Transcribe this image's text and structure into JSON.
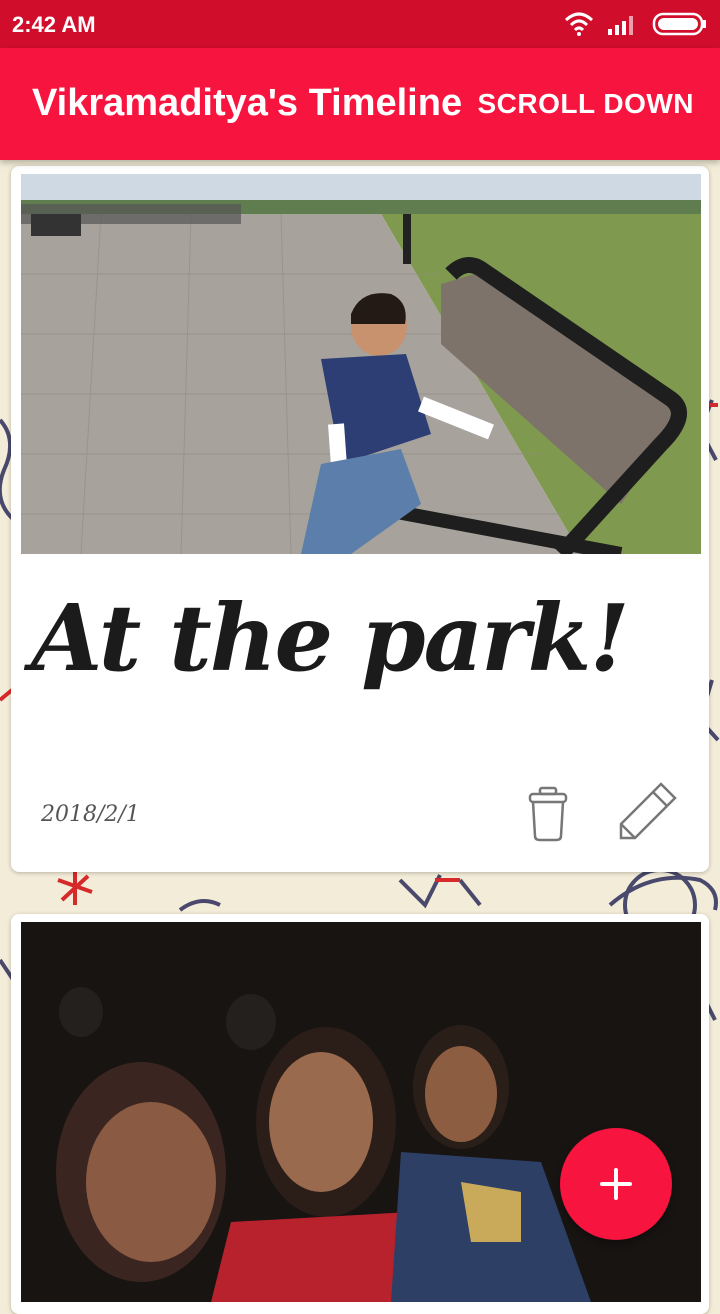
{
  "status_bar": {
    "time": "2:42 AM",
    "icons": [
      "wifi-icon",
      "signal-icon",
      "battery-icon"
    ]
  },
  "app_bar": {
    "title": "Vikramaditya's Timeline",
    "action_label": "SCROLL DOWN"
  },
  "colors": {
    "status_bar": "#d10d2c",
    "app_bar": "#f7143f",
    "fab": "#f7143f",
    "background": "#f3ecd8"
  },
  "timeline": [
    {
      "caption": "At the park!",
      "date": "2018/2/1",
      "actions": [
        "trash-icon",
        "pencil-icon"
      ]
    },
    {}
  ],
  "fab": {
    "icon": "plus-icon"
  }
}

■ ■ ■

## BRIEF
Repeat the listing verbatim. Skip the pictures.

## EXERCISE OUTPUT
Transcribe this image's text and structure into JSON.
{
  "status_bar": {
    "time": "2:42 AM",
    "icons": [
      "wifi-icon",
      "signal-icon",
      "battery-icon"
    ]
  },
  "app_bar": {
    "title": "Vikramaditya's Timeline",
    "action_label": "SCROLL DOWN"
  },
  "colors": {
    "status_bar": "#d10d2c",
    "app_bar": "#f7143f",
    "fab": "#f7143f",
    "background": "#f3ecd8"
  },
  "timeline": [
    {
      "caption": "At the park!",
      "date": "2018/2/1",
      "actions": [
        "trash-icon",
        "pencil-icon"
      ]
    },
    {}
  ],
  "fab": {
    "icon": "plus-icon"
  }
}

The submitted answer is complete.